WHAT NEEDS TO BE DONE:
Answer with a single number: the count of lines that hold "больные".

RAW RECORDS:
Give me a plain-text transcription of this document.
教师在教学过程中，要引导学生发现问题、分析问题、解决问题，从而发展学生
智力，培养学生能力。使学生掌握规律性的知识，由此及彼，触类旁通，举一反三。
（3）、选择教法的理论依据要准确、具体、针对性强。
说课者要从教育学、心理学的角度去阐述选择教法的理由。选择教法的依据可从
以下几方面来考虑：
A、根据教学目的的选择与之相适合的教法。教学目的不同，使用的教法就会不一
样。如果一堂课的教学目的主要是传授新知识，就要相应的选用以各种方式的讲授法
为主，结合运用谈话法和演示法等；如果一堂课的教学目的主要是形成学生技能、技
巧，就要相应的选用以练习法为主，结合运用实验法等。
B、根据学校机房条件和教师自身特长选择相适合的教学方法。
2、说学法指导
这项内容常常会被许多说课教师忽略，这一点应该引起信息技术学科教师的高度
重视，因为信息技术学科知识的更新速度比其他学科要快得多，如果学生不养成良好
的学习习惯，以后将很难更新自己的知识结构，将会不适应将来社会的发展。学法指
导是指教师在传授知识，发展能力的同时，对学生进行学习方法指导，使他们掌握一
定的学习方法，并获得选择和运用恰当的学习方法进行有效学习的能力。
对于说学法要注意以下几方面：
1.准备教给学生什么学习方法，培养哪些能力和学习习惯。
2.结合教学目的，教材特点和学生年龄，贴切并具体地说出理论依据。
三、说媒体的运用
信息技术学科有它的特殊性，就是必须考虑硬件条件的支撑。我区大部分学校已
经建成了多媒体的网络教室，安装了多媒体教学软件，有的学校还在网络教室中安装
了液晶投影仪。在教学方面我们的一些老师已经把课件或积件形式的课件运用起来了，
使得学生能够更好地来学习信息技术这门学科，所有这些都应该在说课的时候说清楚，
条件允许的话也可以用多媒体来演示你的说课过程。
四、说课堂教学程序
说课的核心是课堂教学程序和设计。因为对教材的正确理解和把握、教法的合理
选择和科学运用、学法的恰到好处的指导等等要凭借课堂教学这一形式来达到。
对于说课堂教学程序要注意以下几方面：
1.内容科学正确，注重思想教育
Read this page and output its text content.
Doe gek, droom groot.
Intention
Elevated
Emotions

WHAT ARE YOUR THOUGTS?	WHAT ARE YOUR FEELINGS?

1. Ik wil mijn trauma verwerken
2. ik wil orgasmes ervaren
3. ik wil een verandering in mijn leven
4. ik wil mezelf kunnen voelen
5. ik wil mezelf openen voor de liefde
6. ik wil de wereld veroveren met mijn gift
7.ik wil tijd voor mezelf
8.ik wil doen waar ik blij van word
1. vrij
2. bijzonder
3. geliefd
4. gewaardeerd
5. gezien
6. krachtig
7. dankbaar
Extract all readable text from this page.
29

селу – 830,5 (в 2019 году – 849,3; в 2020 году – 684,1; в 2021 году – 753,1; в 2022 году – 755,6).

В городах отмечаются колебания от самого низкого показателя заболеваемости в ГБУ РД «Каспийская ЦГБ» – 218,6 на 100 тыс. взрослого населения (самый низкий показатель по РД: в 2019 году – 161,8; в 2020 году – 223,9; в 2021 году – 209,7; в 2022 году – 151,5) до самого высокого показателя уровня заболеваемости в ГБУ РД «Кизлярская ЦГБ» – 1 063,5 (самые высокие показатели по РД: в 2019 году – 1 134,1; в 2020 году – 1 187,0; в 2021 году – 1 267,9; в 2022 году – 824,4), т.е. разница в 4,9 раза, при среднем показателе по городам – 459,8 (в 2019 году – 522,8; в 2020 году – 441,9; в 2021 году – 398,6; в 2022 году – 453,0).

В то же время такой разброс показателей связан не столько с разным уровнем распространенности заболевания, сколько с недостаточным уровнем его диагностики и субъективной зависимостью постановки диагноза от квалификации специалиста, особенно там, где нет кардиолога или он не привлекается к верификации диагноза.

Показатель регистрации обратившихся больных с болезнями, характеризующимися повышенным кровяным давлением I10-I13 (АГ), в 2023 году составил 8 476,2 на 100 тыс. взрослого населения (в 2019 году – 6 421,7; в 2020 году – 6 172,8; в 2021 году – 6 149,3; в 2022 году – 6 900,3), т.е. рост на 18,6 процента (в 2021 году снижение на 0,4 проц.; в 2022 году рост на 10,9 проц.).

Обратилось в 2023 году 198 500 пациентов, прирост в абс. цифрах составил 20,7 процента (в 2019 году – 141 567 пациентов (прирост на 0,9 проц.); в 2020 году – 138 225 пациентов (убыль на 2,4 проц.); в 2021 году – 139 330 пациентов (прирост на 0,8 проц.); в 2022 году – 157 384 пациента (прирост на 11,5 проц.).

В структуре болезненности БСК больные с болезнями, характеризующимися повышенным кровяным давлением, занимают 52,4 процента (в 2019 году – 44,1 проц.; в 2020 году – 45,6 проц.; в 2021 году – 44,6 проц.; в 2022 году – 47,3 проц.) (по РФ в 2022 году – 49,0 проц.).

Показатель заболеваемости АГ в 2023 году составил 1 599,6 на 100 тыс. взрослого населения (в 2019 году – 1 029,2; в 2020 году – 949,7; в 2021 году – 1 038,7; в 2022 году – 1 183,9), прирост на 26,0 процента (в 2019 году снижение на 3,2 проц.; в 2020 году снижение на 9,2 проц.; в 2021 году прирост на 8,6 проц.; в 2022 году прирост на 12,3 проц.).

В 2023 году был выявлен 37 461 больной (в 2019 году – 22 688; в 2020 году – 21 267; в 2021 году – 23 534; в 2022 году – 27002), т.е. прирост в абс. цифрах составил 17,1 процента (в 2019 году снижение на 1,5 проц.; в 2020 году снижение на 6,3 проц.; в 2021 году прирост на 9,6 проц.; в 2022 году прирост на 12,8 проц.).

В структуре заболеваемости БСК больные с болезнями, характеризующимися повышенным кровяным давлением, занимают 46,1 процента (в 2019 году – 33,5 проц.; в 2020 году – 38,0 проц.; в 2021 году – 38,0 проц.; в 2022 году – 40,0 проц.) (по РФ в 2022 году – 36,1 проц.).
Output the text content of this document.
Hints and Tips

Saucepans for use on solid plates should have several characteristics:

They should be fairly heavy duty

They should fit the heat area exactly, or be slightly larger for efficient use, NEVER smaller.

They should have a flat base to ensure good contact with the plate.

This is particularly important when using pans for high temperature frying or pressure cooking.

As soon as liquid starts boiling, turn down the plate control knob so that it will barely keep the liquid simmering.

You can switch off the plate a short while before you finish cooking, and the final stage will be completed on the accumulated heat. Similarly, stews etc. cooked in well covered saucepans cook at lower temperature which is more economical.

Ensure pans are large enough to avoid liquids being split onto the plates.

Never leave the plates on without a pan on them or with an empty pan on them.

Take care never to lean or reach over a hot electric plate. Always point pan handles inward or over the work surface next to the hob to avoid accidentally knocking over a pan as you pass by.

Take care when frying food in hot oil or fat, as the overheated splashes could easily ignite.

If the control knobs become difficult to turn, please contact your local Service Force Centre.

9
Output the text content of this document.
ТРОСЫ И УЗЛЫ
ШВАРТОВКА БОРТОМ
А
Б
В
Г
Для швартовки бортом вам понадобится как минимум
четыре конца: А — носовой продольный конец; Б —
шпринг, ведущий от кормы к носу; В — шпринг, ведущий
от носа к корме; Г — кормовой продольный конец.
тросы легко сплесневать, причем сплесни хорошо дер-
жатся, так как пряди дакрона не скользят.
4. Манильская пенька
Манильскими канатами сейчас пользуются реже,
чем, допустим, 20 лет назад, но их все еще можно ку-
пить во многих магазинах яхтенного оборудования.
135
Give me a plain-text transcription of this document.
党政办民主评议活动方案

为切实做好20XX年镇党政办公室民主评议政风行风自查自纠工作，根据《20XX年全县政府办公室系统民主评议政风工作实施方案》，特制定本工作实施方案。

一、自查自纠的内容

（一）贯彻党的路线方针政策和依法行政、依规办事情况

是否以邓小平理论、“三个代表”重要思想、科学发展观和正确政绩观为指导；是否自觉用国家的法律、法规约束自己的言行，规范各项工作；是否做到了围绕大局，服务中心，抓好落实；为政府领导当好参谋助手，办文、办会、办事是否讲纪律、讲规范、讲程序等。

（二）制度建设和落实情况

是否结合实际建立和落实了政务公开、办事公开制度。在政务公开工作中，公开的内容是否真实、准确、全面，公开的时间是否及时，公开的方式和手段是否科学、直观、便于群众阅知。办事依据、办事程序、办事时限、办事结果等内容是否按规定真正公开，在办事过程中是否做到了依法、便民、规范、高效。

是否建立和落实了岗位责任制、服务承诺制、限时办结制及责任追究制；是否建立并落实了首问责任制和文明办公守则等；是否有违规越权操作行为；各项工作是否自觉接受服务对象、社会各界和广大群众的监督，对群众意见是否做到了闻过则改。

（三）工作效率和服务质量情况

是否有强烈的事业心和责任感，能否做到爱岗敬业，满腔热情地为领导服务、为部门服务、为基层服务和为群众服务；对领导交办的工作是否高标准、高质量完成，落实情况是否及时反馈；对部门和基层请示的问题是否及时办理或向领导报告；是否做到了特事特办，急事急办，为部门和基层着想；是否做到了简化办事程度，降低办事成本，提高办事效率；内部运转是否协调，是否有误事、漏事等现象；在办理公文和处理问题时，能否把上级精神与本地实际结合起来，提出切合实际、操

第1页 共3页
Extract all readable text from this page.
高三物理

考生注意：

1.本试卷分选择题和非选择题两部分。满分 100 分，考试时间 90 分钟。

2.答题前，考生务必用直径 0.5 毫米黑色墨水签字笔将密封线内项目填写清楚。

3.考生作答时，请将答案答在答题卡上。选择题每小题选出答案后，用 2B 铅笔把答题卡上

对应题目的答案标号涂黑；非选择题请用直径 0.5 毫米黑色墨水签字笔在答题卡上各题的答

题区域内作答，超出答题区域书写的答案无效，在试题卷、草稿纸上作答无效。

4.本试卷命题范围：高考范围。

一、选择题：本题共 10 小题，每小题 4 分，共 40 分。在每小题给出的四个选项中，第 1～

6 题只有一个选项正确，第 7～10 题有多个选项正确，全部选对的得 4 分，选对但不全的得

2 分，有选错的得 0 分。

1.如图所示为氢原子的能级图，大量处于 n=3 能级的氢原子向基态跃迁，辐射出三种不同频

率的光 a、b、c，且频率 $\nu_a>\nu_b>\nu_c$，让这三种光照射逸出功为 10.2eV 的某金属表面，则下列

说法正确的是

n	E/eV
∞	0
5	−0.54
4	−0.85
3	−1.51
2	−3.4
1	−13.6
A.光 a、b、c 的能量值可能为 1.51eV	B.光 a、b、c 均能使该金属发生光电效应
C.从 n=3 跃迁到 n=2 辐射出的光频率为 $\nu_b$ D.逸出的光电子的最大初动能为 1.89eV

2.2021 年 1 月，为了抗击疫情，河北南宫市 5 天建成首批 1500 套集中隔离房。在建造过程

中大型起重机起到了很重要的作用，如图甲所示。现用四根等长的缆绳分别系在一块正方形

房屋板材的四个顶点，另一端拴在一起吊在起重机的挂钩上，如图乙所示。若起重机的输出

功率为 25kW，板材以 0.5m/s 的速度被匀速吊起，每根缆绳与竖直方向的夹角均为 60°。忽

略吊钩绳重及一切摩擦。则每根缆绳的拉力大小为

ANSWER TO THIS TASK:
2